Rows:

>>>

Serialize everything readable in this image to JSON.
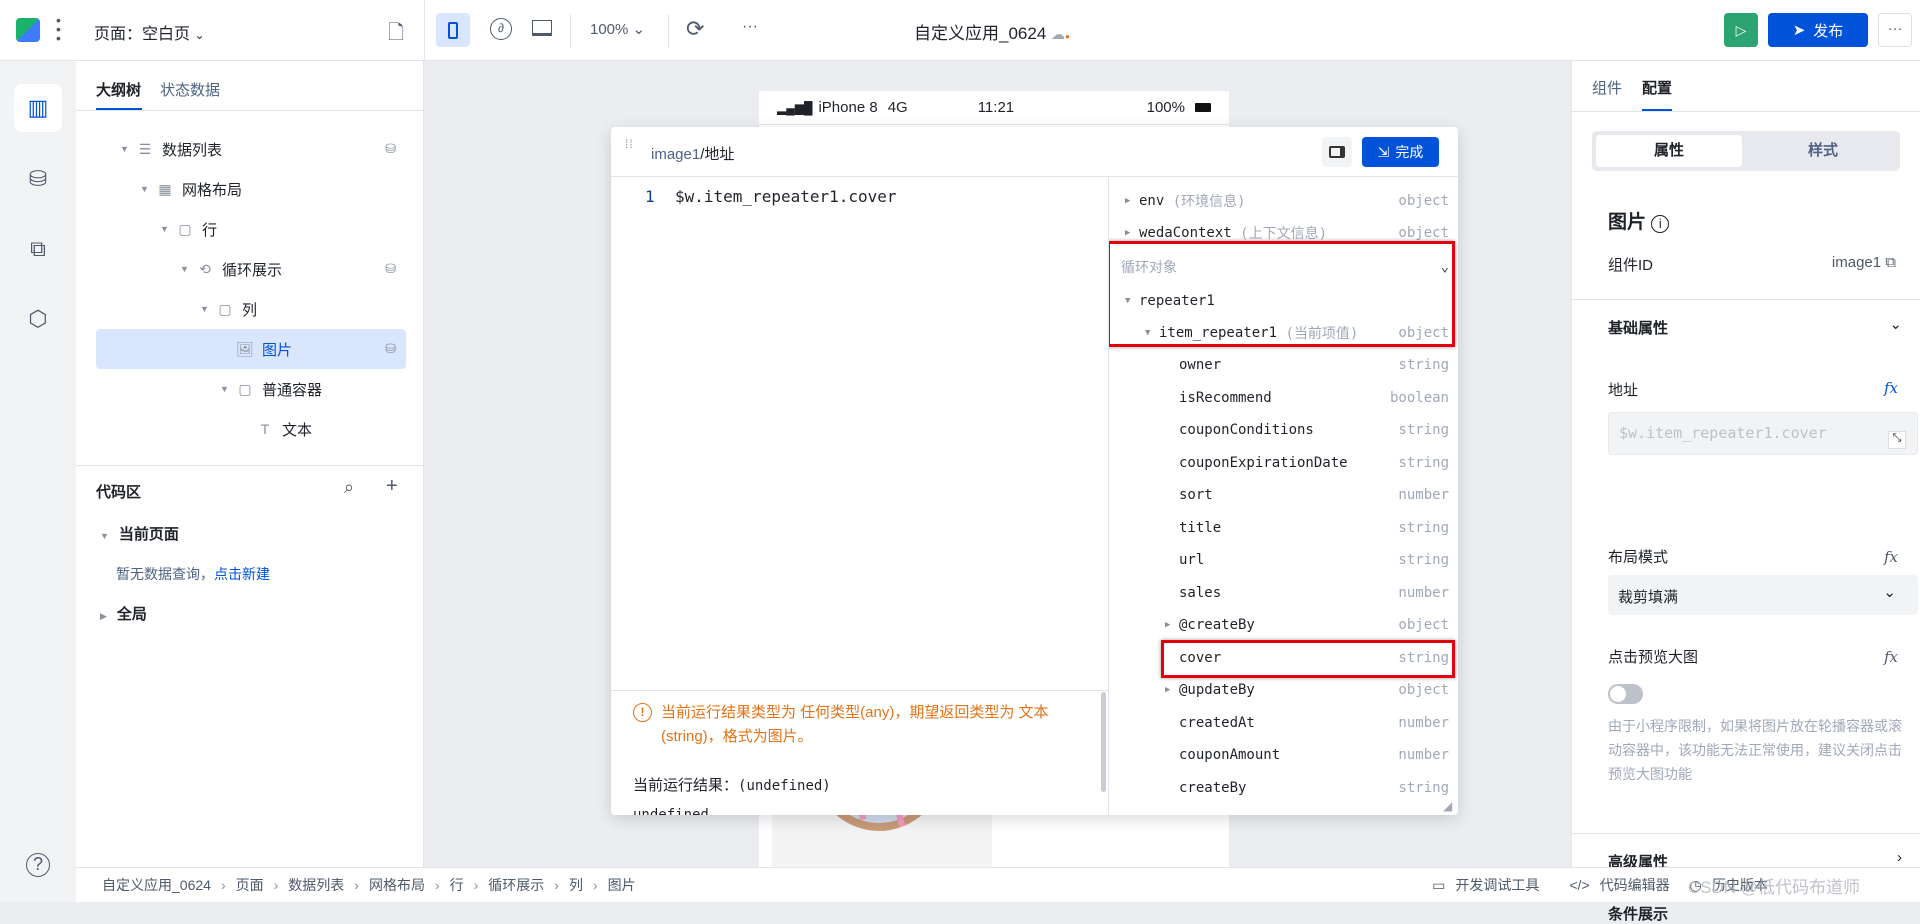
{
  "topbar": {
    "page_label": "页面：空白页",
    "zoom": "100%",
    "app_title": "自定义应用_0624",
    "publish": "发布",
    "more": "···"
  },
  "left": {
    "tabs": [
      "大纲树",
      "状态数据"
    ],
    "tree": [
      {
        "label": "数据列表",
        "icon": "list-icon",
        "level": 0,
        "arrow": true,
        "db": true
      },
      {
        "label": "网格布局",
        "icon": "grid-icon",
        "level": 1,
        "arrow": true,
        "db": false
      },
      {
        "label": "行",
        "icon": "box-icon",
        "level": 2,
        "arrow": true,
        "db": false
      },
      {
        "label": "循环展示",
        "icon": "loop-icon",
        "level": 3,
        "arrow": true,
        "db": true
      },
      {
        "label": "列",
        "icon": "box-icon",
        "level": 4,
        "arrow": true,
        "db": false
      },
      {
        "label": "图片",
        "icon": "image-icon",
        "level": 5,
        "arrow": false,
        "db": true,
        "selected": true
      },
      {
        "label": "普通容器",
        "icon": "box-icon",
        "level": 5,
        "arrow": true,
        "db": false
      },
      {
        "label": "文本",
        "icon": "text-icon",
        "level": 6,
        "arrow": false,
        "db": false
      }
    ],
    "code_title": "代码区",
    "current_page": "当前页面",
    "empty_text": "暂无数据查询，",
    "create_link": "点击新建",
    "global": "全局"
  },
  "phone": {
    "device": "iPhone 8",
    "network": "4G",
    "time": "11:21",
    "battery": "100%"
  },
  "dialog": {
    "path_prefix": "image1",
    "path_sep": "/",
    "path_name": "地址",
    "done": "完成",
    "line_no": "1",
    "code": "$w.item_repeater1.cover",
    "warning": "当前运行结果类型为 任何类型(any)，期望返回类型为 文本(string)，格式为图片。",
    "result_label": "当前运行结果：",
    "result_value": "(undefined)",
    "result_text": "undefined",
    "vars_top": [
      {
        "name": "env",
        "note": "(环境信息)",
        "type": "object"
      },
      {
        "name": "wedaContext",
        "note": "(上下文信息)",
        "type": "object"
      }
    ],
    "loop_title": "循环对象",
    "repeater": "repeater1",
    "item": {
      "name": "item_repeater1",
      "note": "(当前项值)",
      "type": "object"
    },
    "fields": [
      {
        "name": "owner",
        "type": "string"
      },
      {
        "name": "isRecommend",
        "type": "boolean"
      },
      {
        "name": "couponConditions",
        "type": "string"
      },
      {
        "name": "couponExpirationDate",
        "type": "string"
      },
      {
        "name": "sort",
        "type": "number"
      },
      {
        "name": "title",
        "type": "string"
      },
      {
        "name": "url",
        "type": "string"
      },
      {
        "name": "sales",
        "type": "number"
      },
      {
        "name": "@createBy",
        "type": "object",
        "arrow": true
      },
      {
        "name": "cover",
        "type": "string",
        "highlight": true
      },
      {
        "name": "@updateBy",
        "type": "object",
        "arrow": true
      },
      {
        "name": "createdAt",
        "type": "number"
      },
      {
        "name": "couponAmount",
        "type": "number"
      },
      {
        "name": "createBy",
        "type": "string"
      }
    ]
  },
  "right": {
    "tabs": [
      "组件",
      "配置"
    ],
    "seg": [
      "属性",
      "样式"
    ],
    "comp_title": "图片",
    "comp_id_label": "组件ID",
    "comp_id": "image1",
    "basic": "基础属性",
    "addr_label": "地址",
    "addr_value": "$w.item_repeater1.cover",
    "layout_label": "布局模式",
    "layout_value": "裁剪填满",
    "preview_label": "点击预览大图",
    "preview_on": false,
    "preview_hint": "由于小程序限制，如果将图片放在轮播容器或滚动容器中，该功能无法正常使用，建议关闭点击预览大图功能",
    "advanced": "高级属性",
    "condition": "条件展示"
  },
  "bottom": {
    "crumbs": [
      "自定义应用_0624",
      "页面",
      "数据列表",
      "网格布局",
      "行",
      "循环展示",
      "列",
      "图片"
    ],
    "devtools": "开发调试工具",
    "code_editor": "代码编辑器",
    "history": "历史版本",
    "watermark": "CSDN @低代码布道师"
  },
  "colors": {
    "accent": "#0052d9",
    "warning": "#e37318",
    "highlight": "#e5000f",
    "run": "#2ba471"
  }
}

<<<
>>>

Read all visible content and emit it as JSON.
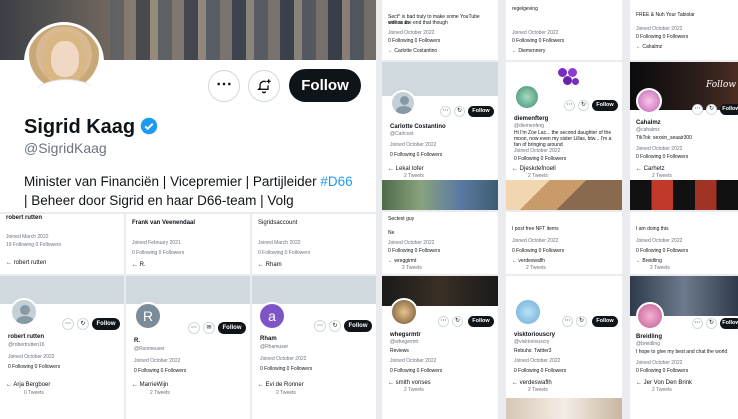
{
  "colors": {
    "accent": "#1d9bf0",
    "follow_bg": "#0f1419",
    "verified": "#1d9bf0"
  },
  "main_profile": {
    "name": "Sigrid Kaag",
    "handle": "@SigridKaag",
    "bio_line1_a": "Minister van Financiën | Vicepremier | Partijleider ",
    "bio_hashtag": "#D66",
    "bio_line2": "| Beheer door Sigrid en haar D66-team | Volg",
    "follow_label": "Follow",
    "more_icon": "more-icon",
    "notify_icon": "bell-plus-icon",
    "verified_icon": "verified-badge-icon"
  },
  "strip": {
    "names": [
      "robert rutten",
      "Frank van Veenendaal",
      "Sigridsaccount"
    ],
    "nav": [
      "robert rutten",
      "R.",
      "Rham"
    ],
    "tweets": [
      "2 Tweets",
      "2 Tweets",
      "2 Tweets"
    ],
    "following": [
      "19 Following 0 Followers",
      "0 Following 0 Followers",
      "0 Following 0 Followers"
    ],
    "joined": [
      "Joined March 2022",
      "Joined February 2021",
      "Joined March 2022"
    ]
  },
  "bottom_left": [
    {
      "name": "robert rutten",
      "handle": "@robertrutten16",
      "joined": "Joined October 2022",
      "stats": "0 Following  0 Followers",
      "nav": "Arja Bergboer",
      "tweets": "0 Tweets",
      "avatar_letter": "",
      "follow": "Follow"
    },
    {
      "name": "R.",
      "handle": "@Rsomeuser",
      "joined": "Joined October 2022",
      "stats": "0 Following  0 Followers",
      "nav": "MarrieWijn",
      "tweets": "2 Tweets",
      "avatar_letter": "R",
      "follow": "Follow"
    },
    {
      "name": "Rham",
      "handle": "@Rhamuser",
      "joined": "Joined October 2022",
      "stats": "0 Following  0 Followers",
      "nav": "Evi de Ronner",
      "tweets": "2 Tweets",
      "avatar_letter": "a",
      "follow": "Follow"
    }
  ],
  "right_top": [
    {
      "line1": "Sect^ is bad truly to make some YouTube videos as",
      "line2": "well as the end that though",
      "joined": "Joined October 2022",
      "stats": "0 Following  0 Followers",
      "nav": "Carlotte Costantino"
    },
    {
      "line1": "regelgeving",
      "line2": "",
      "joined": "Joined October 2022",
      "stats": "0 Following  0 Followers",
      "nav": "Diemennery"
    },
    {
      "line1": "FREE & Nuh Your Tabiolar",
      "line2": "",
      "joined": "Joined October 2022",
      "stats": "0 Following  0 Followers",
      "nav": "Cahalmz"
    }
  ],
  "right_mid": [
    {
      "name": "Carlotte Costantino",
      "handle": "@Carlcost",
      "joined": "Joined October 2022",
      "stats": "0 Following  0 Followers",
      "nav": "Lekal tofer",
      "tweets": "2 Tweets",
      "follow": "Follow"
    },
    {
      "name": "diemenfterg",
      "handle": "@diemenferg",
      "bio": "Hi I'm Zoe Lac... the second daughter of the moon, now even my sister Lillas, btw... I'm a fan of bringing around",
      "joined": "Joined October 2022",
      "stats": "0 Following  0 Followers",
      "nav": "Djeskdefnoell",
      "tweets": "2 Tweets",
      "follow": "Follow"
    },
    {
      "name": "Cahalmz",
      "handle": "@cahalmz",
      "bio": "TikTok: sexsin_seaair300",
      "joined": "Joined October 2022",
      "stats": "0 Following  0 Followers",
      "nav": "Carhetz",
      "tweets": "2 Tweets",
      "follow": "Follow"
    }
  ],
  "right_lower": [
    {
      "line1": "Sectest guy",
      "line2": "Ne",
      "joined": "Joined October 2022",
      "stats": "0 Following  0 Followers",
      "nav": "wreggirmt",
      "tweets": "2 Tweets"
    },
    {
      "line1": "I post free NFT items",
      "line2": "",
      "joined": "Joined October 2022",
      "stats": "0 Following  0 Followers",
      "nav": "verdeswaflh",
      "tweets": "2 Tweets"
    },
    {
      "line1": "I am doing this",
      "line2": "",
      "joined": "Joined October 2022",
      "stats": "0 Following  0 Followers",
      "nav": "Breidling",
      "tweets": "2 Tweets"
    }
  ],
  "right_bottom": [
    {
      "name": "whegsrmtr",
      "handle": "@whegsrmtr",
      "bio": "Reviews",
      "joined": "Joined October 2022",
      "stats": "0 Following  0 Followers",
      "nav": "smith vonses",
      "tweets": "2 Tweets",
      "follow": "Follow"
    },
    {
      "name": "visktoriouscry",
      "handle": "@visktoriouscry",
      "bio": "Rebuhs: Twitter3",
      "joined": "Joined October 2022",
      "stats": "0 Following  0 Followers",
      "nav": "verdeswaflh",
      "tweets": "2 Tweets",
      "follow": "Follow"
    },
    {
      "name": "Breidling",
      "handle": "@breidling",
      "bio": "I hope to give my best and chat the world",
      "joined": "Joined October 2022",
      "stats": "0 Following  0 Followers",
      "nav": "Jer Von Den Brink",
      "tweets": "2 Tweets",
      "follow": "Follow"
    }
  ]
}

<<<

Objective: Locate the lines above that hold the word "icon". Show every one of them.

Right answer:
        "icon": "list-icon",
        "icon": "grid-icon",
        "icon": "box-icon",
        "icon": "loop-icon",
        "icon": "box-icon",
        "icon": "image-icon",
        "icon": "box-icon",
        "icon": "text-icon",
    "more_icon": "more-icon",
    "notify_icon": "bell-plus-icon",
    "verified_icon": "verified-badge-icon"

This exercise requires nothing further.